#### [Stated exercise]
Write out the whole listing again, exactly as given.

#### [Input]

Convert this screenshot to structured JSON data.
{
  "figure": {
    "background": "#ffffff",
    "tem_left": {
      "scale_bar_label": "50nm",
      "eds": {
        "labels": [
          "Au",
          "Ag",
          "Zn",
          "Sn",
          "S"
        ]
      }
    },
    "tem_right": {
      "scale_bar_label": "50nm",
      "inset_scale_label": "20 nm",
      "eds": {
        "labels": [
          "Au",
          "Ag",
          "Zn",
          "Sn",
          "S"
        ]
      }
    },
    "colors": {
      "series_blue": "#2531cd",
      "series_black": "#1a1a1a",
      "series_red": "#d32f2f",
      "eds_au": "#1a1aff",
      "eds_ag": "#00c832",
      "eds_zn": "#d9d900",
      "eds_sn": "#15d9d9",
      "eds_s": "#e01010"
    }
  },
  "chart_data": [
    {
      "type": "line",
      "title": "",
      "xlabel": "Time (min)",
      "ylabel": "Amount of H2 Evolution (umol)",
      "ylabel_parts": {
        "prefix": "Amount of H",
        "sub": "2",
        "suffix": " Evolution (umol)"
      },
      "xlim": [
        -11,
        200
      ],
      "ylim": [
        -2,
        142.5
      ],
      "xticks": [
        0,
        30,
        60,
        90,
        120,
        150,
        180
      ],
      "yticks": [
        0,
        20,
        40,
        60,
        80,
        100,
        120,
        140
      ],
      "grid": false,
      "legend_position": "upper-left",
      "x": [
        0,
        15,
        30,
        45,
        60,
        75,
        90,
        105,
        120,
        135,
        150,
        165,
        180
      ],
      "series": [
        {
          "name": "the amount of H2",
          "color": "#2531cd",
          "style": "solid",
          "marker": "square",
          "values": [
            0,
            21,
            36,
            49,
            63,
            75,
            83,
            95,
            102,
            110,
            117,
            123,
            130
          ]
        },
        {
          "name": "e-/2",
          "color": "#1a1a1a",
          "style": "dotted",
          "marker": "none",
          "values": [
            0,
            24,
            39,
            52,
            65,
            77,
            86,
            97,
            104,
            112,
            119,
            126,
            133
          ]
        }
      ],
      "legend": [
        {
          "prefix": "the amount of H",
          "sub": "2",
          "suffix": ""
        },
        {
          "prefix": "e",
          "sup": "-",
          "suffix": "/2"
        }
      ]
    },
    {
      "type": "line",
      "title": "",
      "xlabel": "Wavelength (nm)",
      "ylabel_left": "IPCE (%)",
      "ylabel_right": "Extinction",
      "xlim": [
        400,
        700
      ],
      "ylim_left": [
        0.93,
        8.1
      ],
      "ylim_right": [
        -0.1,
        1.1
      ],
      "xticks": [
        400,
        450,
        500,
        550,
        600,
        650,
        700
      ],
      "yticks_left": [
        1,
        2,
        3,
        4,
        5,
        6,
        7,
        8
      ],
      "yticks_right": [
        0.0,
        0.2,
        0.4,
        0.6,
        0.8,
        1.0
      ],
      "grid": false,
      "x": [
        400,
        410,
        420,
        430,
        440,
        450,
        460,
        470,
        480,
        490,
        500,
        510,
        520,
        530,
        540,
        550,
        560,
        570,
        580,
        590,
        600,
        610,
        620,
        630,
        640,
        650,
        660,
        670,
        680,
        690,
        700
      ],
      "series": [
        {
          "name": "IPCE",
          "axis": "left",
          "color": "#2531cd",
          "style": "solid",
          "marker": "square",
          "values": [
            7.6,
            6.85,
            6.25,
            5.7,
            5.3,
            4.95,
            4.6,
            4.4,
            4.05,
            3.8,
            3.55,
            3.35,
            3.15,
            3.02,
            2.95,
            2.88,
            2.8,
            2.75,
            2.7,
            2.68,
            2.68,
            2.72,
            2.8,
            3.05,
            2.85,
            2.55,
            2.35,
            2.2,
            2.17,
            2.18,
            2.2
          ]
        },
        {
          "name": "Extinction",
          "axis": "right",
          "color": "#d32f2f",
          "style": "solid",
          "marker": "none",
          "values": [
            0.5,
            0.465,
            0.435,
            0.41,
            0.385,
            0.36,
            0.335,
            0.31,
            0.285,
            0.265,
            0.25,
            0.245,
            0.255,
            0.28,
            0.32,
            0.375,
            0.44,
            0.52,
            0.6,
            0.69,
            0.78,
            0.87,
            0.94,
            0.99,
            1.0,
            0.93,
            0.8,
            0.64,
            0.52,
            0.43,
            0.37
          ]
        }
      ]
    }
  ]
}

#### [Task response]
Convert this screenshot to structured JSON data.
{
  "figure": {
    "background": "#ffffff",
    "tem_left": {
      "scale_bar_label": "50nm",
      "eds": {
        "labels": [
          "Au",
          "Ag",
          "Zn",
          "Sn",
          "S"
        ]
      }
    },
    "tem_right": {
      "scale_bar_label": "50nm",
      "inset_scale_label": "20 nm",
      "eds": {
        "labels": [
          "Au",
          "Ag",
          "Zn",
          "Sn",
          "S"
        ]
      }
    },
    "colors": {
      "series_blue": "#2531cd",
      "series_black": "#1a1a1a",
      "series_red": "#d32f2f",
      "eds_au": "#1a1aff",
      "eds_ag": "#00c832",
      "eds_zn": "#d9d900",
      "eds_sn": "#15d9d9",
      "eds_s": "#e01010"
    }
  },
  "chart_data": [
    {
      "type": "line",
      "title": "",
      "xlabel": "Time (min)",
      "ylabel": "Amount of H2 Evolution (umol)",
      "ylabel_parts": {
        "prefix": "Amount of H",
        "sub": "2",
        "suffix": " Evolution (umol)"
      },
      "xlim": [
        -11,
        200
      ],
      "ylim": [
        -2,
        142.5
      ],
      "xticks": [
        0,
        30,
        60,
        90,
        120,
        150,
        180
      ],
      "yticks": [
        0,
        20,
        40,
        60,
        80,
        100,
        120,
        140
      ],
      "grid": false,
      "legend_position": "upper-left",
      "x": [
        0,
        15,
        30,
        45,
        60,
        75,
        90,
        105,
        120,
        135,
        150,
        165,
        180
      ],
      "series": [
        {
          "name": "the amount of H2",
          "color": "#2531cd",
          "style": "solid",
          "marker": "square",
          "values": [
            0,
            21,
            36,
            49,
            63,
            75,
            83,
            95,
            102,
            110,
            117,
            123,
            130
          ]
        },
        {
          "name": "e-/2",
          "color": "#1a1a1a",
          "style": "dotted",
          "marker": "none",
          "values": [
            0,
            24,
            39,
            52,
            65,
            77,
            86,
            97,
            104,
            112,
            119,
            126,
            133
          ]
        }
      ],
      "legend": [
        {
          "prefix": "the amount of H",
          "sub": "2",
          "suffix": ""
        },
        {
          "prefix": "e",
          "sup": "-",
          "suffix": "/2"
        }
      ]
    },
    {
      "type": "line",
      "title": "",
      "xlabel": "Wavelength (nm)",
      "ylabel_left": "IPCE (%)",
      "ylabel_right": "Extinction",
      "xlim": [
        400,
        700
      ],
      "ylim_left": [
        0.93,
        8.1
      ],
      "ylim_right": [
        -0.1,
        1.1
      ],
      "xticks": [
        400,
        450,
        500,
        550,
        600,
        650,
        700
      ],
      "yticks_left": [
        1,
        2,
        3,
        4,
        5,
        6,
        7,
        8
      ],
      "yticks_right": [
        0.0,
        0.2,
        0.4,
        0.6,
        0.8,
        1.0
      ],
      "grid": false,
      "x": [
        400,
        410,
        420,
        430,
        440,
        450,
        460,
        470,
        480,
        490,
        500,
        510,
        520,
        530,
        540,
        550,
        560,
        570,
        580,
        590,
        600,
        610,
        620,
        630,
        640,
        650,
        660,
        670,
        680,
        690,
        700
      ],
      "series": [
        {
          "name": "IPCE",
          "axis": "left",
          "color": "#2531cd",
          "style": "solid",
          "marker": "square",
          "values": [
            7.6,
            6.85,
            6.25,
            5.7,
            5.3,
            4.95,
            4.6,
            4.4,
            4.05,
            3.8,
            3.55,
            3.35,
            3.15,
            3.02,
            2.95,
            2.88,
            2.8,
            2.75,
            2.7,
            2.68,
            2.68,
            2.72,
            2.8,
            3.05,
            2.85,
            2.55,
            2.35,
            2.2,
            2.17,
            2.18,
            2.2
          ]
        },
        {
          "name": "Extinction",
          "axis": "right",
          "color": "#d32f2f",
          "style": "solid",
          "marker": "none",
          "values": [
            0.5,
            0.465,
            0.435,
            0.41,
            0.385,
            0.36,
            0.335,
            0.31,
            0.285,
            0.265,
            0.25,
            0.245,
            0.255,
            0.28,
            0.32,
            0.375,
            0.44,
            0.52,
            0.6,
            0.69,
            0.78,
            0.87,
            0.94,
            0.99,
            1.0,
            0.93,
            0.8,
            0.64,
            0.52,
            0.43,
            0.37
          ]
        }
      ]
    }
  ]
}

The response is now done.